::: Information given :::

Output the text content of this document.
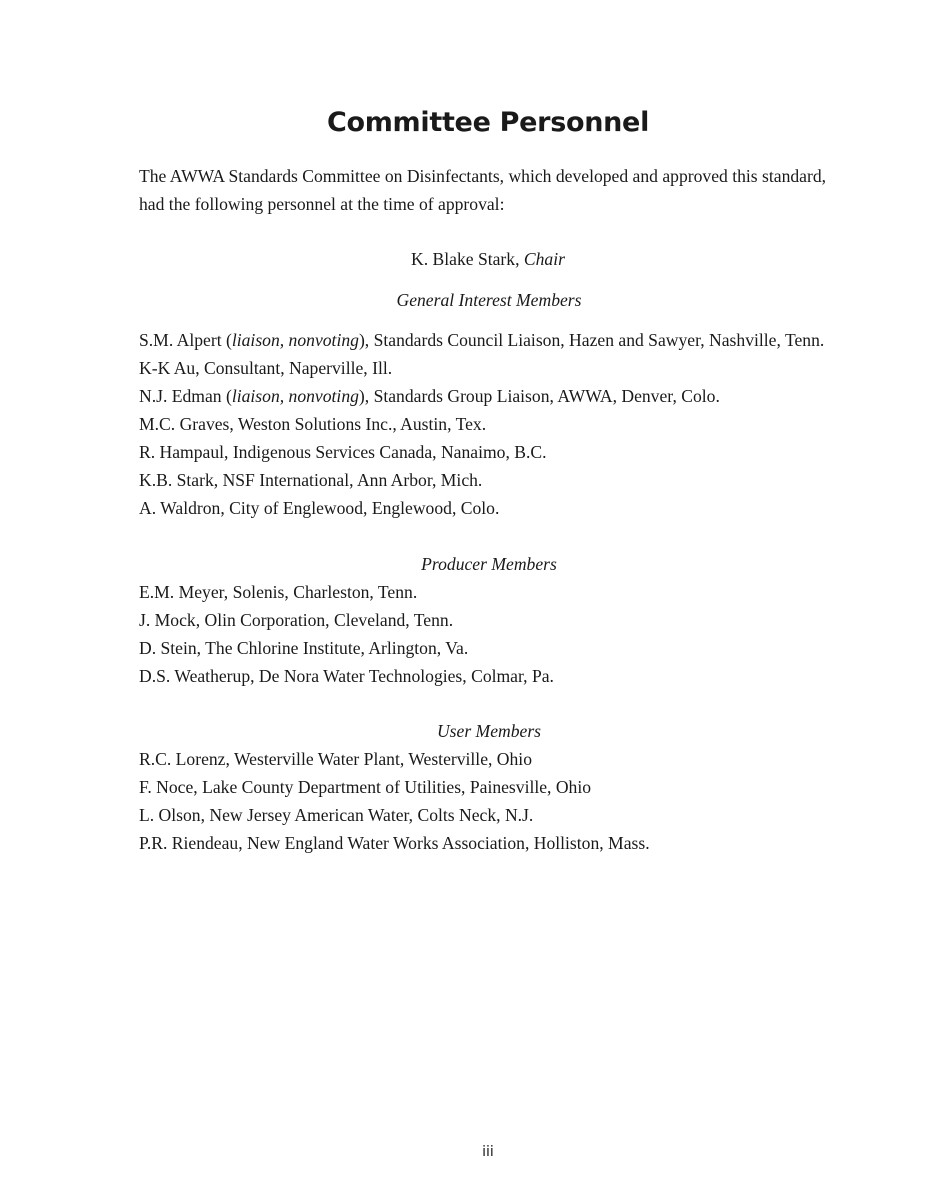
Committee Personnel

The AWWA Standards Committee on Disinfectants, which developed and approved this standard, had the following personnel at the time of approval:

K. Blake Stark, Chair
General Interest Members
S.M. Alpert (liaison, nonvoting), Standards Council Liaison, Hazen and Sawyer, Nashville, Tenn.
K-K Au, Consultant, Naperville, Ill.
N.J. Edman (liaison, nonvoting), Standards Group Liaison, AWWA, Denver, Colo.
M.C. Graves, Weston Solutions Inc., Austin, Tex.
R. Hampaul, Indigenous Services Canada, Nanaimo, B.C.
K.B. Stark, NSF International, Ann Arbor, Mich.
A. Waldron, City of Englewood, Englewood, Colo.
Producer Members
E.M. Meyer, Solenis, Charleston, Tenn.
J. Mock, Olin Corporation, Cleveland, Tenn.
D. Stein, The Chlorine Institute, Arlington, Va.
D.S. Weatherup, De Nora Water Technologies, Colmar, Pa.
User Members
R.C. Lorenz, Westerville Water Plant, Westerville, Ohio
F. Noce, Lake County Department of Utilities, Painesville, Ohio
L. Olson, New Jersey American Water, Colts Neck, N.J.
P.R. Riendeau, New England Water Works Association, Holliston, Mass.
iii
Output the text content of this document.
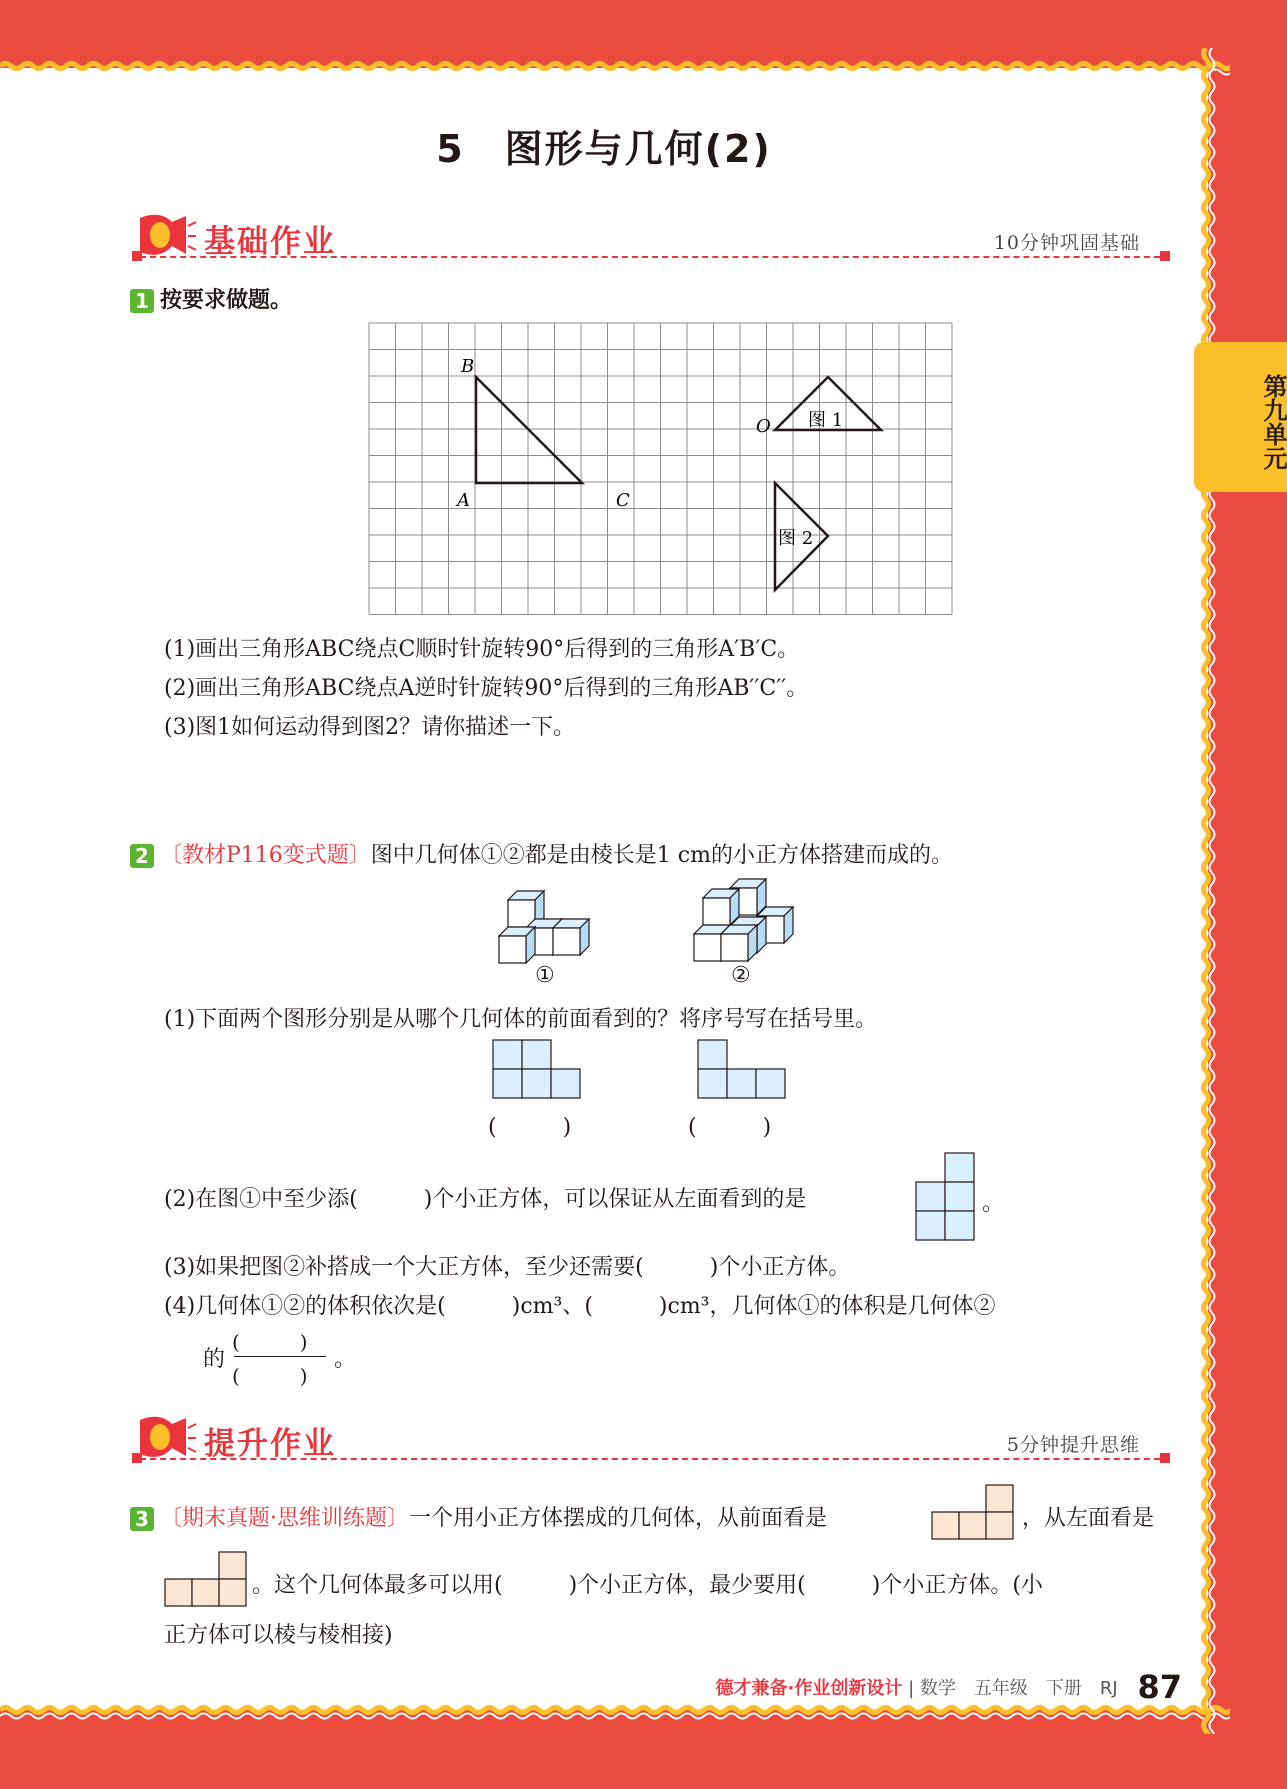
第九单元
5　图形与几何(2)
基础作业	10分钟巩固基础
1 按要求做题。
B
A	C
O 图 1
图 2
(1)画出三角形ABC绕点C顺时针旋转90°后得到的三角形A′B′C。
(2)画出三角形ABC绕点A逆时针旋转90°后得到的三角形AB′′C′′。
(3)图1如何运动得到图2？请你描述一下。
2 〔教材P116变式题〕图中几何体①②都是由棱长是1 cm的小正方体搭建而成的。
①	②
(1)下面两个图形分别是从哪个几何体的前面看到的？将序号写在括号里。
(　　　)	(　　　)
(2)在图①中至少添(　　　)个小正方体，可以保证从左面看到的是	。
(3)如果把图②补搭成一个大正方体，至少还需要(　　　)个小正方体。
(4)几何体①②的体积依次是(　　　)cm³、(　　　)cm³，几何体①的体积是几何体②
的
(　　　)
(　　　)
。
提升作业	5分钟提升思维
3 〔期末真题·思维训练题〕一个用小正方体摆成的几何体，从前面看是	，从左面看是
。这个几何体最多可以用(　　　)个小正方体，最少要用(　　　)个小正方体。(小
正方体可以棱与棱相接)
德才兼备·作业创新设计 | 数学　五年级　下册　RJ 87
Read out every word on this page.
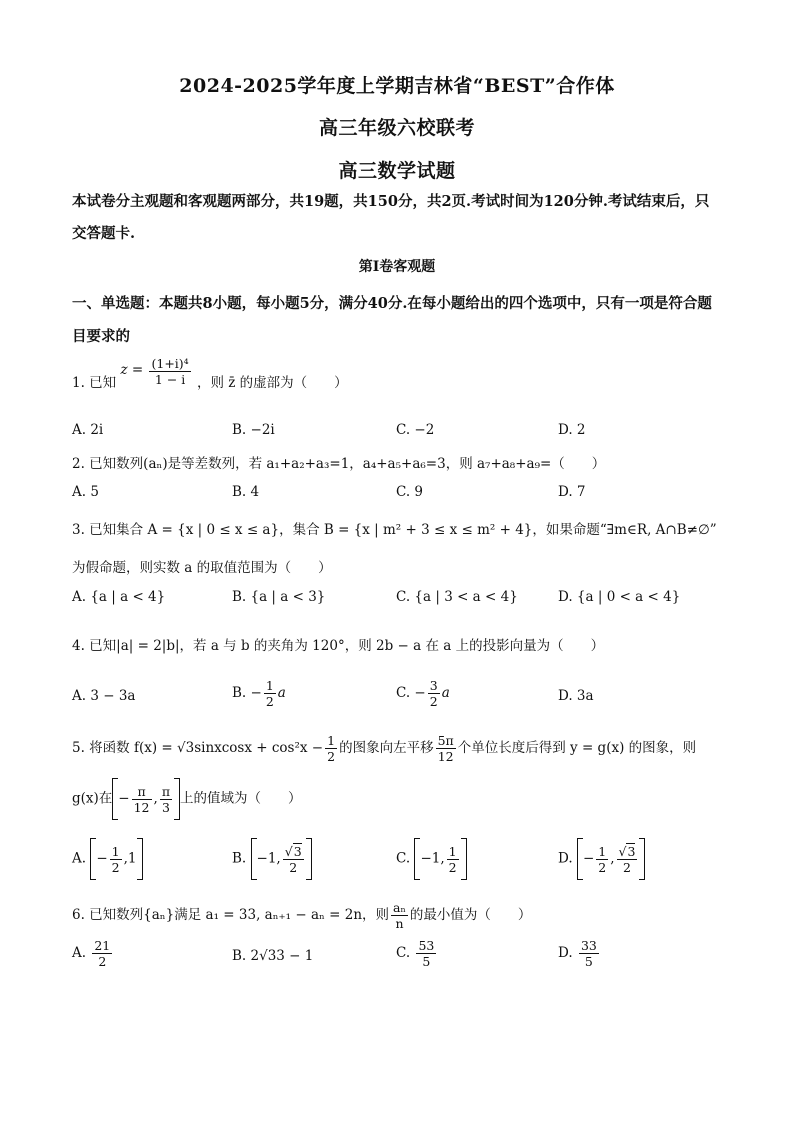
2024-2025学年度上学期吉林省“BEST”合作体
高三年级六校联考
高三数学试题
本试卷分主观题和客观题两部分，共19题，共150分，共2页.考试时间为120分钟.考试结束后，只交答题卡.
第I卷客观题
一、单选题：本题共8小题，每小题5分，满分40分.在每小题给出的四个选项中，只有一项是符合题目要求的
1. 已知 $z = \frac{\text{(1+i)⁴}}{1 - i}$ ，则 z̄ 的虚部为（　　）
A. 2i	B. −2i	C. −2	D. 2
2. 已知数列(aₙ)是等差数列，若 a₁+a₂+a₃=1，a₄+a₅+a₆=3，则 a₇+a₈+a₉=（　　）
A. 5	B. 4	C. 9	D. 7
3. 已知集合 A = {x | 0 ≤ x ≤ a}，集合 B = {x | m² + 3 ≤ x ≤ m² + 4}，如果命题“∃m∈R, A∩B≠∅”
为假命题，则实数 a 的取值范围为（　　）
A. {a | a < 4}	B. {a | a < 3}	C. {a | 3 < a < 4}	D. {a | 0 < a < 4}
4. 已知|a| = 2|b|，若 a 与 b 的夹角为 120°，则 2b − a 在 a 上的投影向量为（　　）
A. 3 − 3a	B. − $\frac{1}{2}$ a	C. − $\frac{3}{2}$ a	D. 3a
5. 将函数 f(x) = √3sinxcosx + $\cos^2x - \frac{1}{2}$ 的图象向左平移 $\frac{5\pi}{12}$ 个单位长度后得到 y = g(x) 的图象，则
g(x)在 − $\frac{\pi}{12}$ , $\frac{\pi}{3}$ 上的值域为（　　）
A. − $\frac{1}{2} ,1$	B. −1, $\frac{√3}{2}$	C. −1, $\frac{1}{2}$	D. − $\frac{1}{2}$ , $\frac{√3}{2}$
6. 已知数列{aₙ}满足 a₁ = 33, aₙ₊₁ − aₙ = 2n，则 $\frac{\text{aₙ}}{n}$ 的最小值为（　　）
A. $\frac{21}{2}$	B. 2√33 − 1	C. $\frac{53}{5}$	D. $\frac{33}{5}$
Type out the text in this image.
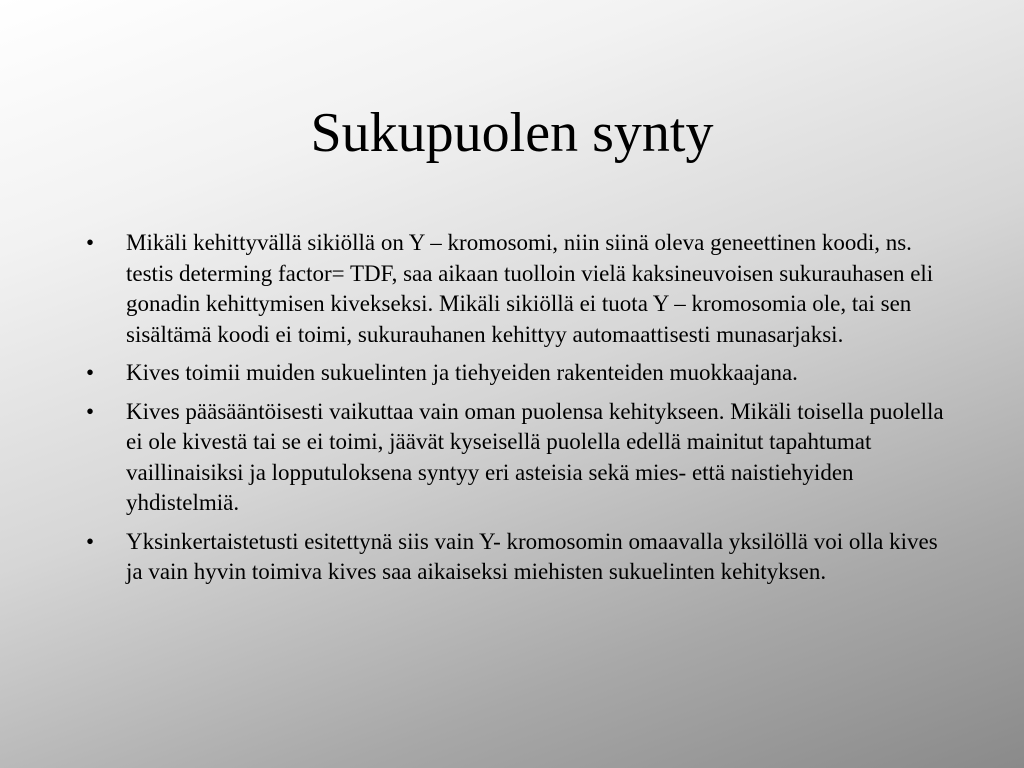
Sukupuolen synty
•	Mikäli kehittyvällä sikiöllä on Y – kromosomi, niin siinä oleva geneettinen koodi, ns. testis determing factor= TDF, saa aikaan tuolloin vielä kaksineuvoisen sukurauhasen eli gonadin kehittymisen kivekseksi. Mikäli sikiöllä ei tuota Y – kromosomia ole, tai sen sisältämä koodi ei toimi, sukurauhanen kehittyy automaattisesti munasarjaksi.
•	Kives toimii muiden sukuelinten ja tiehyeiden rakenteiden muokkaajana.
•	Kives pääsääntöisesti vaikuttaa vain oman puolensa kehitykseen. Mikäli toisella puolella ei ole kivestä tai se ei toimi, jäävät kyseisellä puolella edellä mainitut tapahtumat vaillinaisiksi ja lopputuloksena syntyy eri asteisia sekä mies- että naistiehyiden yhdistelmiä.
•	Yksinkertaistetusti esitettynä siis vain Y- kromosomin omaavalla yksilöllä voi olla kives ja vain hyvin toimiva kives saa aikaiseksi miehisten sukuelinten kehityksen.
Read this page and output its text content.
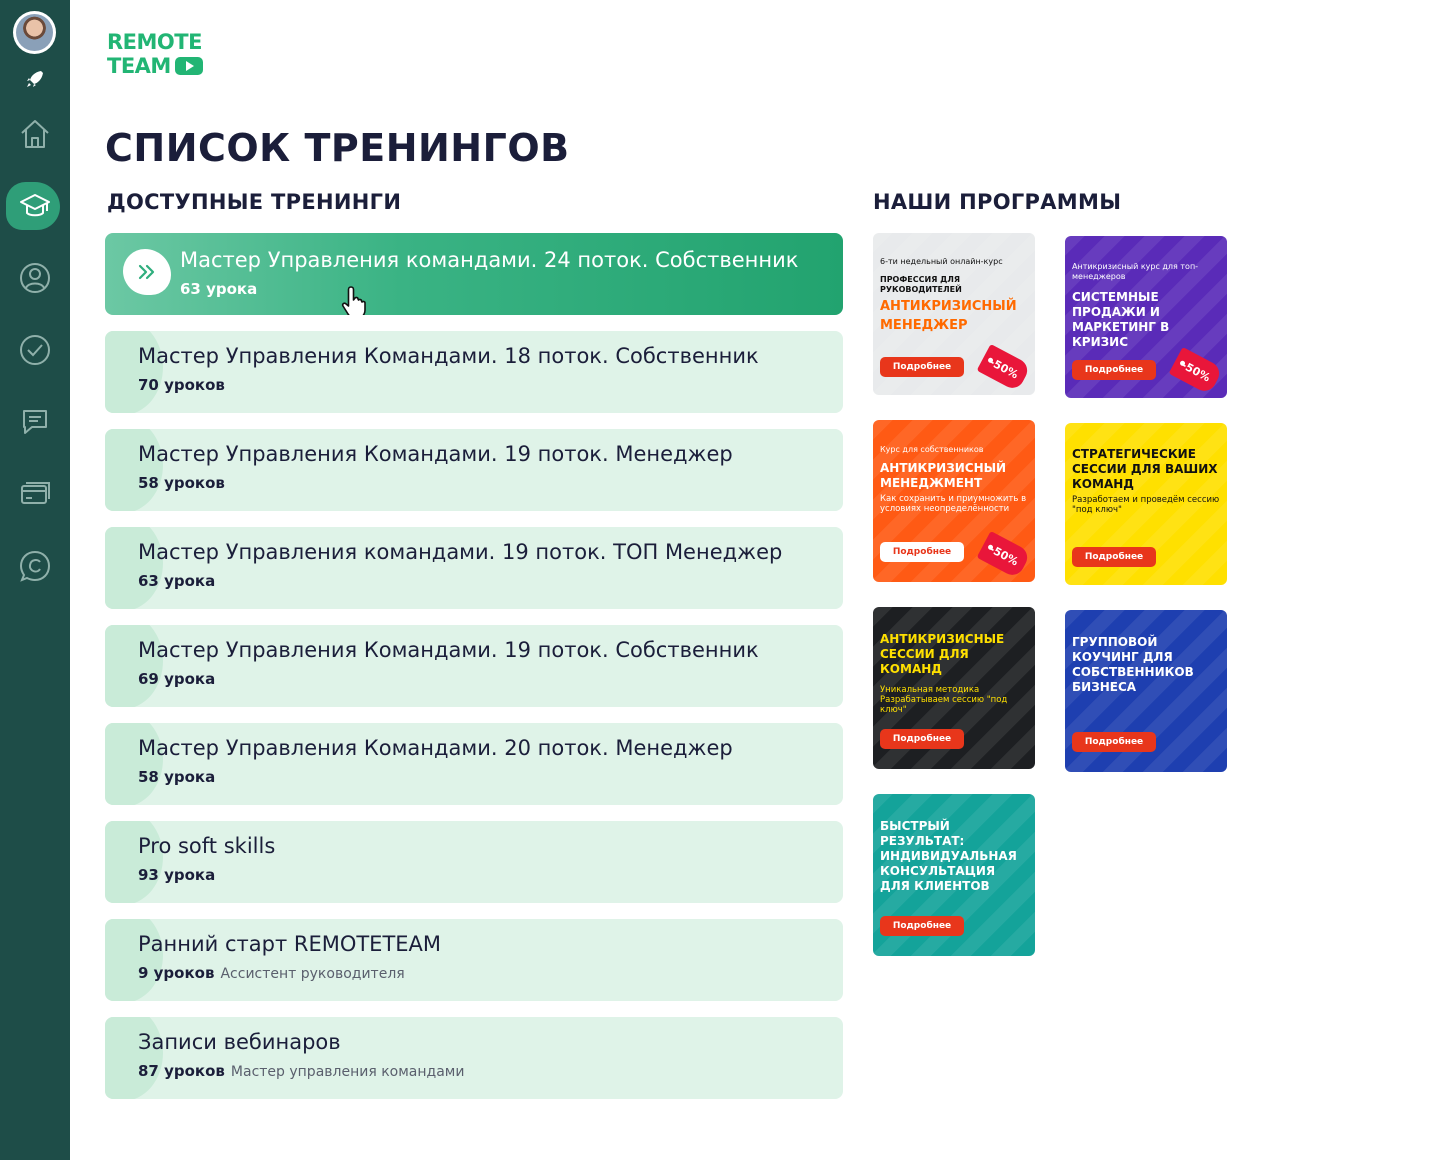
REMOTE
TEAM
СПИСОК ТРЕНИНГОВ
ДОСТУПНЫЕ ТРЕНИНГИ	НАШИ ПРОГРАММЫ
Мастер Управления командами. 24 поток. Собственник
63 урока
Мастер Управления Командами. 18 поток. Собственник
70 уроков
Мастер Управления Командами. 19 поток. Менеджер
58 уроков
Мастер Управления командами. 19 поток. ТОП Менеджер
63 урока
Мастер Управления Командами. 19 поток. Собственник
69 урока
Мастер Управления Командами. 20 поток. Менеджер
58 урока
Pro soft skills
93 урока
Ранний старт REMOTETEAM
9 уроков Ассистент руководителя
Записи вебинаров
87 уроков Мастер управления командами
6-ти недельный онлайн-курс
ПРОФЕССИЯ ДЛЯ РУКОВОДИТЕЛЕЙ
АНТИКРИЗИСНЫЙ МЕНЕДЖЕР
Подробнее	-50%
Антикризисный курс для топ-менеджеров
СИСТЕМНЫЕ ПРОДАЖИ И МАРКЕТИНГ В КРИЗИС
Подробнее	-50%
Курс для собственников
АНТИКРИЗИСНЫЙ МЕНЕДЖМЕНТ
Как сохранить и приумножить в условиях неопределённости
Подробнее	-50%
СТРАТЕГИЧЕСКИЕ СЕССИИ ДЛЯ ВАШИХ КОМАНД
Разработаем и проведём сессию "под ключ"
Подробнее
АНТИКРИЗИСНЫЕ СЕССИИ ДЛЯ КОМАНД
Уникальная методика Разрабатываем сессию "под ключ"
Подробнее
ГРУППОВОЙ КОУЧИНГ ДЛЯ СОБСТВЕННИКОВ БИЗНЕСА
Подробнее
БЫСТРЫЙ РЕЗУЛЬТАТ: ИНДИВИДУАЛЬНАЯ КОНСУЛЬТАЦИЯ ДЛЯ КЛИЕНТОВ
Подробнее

:::

Track down all lines above with the string "Tenn" and copy them.

Finished exercise:
S.M. Alpert (liaison, nonvoting), Standards Council Liaison, Hazen and Sawyer, Nashville, Tenn.
E.M. Meyer, Solenis, Charleston, Tenn.
J. Mock, Olin Corporation, Cleveland, Tenn.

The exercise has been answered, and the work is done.